━━━━━ THE INPUT ━━━━━
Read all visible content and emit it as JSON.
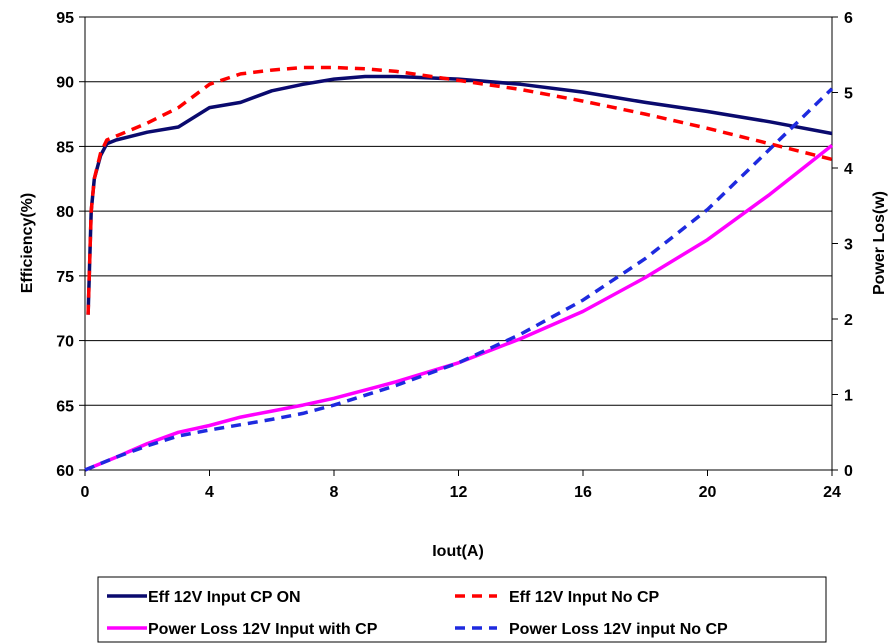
{
  "chart_data": {
    "type": "line",
    "xlabel": "Iout(A)",
    "ylabel_left": "Efficiency(%)",
    "ylabel_right": "Power Los(w)",
    "xlim": [
      0,
      24
    ],
    "ylim_left": [
      60,
      95
    ],
    "ylim_right": [
      0,
      6
    ],
    "x_ticks": [
      "0",
      "4",
      "8",
      "12",
      "16",
      "20",
      "24"
    ],
    "y_left_ticks": [
      "60",
      "65",
      "70",
      "75",
      "80",
      "85",
      "90",
      "95"
    ],
    "y_right_ticks": [
      "0",
      "1",
      "2",
      "3",
      "4",
      "5",
      "6"
    ],
    "grid": "horizontal",
    "legend_position": "bottom",
    "series": [
      {
        "name": "Eff 12V Input CP ON",
        "axis": "left",
        "color": "#0a0a6e",
        "style": "solid",
        "x": [
          0.1,
          0.2,
          0.3,
          0.5,
          0.7,
          1,
          2,
          3,
          4,
          5,
          6,
          7,
          8,
          9,
          10,
          12,
          14,
          16,
          18,
          20,
          22,
          24
        ],
        "y": [
          72,
          80,
          82.5,
          84.3,
          85.2,
          85.5,
          86.1,
          86.5,
          88,
          88.4,
          89.3,
          89.8,
          90.2,
          90.4,
          90.4,
          90.2,
          89.8,
          89.2,
          88.4,
          87.7,
          86.9,
          86
        ]
      },
      {
        "name": "Eff 12V Input No CP",
        "axis": "left",
        "color": "#ff0000",
        "style": "dashed",
        "x": [
          0.1,
          0.2,
          0.3,
          0.5,
          0.7,
          1,
          2,
          3,
          4,
          5,
          6,
          7,
          8,
          9,
          10,
          12,
          14,
          16,
          18,
          20,
          22,
          24
        ],
        "y": [
          72,
          80,
          82.5,
          84.5,
          85.5,
          85.8,
          86.8,
          88,
          89.8,
          90.6,
          90.9,
          91.1,
          91.1,
          91,
          90.8,
          90.1,
          89.4,
          88.5,
          87.5,
          86.4,
          85.2,
          84
        ]
      },
      {
        "name": "Power Loss 12V Input with CP",
        "axis": "right",
        "color": "#ff00ff",
        "style": "solid",
        "x": [
          0,
          1,
          2,
          3,
          4,
          5,
          6,
          7,
          8,
          10,
          12,
          14,
          16,
          18,
          20,
          22,
          24
        ],
        "y": [
          0,
          0.17,
          0.35,
          0.5,
          0.59,
          0.7,
          0.78,
          0.86,
          0.95,
          1.17,
          1.42,
          1.74,
          2.1,
          2.55,
          3.05,
          3.65,
          4.3
        ]
      },
      {
        "name": "Power Loss 12V input No CP",
        "axis": "right",
        "color": "#1e2adf",
        "style": "dashed",
        "x": [
          0,
          1,
          2,
          3,
          4,
          5,
          6,
          7,
          8,
          10,
          12,
          14,
          16,
          18,
          20,
          22,
          24
        ],
        "y": [
          0,
          0.17,
          0.32,
          0.45,
          0.53,
          0.6,
          0.67,
          0.75,
          0.86,
          1.12,
          1.42,
          1.8,
          2.25,
          2.8,
          3.45,
          4.25,
          5.05
        ]
      }
    ]
  }
}
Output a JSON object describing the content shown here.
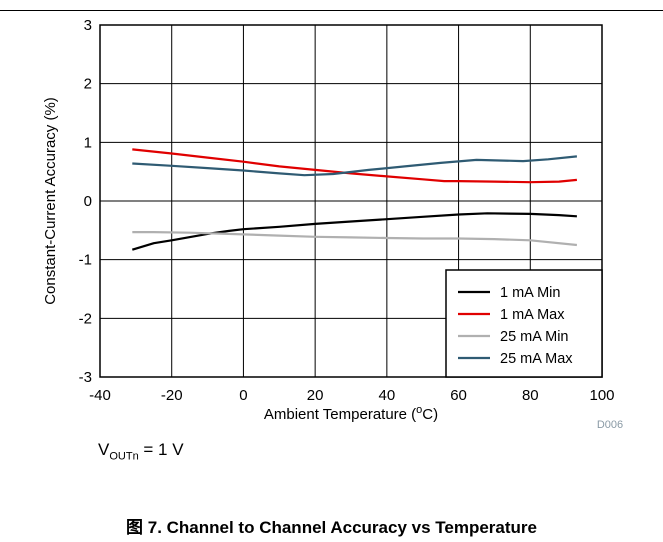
━━━━━
» THE REQUEST
Show, from the listing above, each line that contains the word "JSON".

» FINISHED TASK
Read all visible content and emit it as JSON.
Output a JSON object describing the content shown here.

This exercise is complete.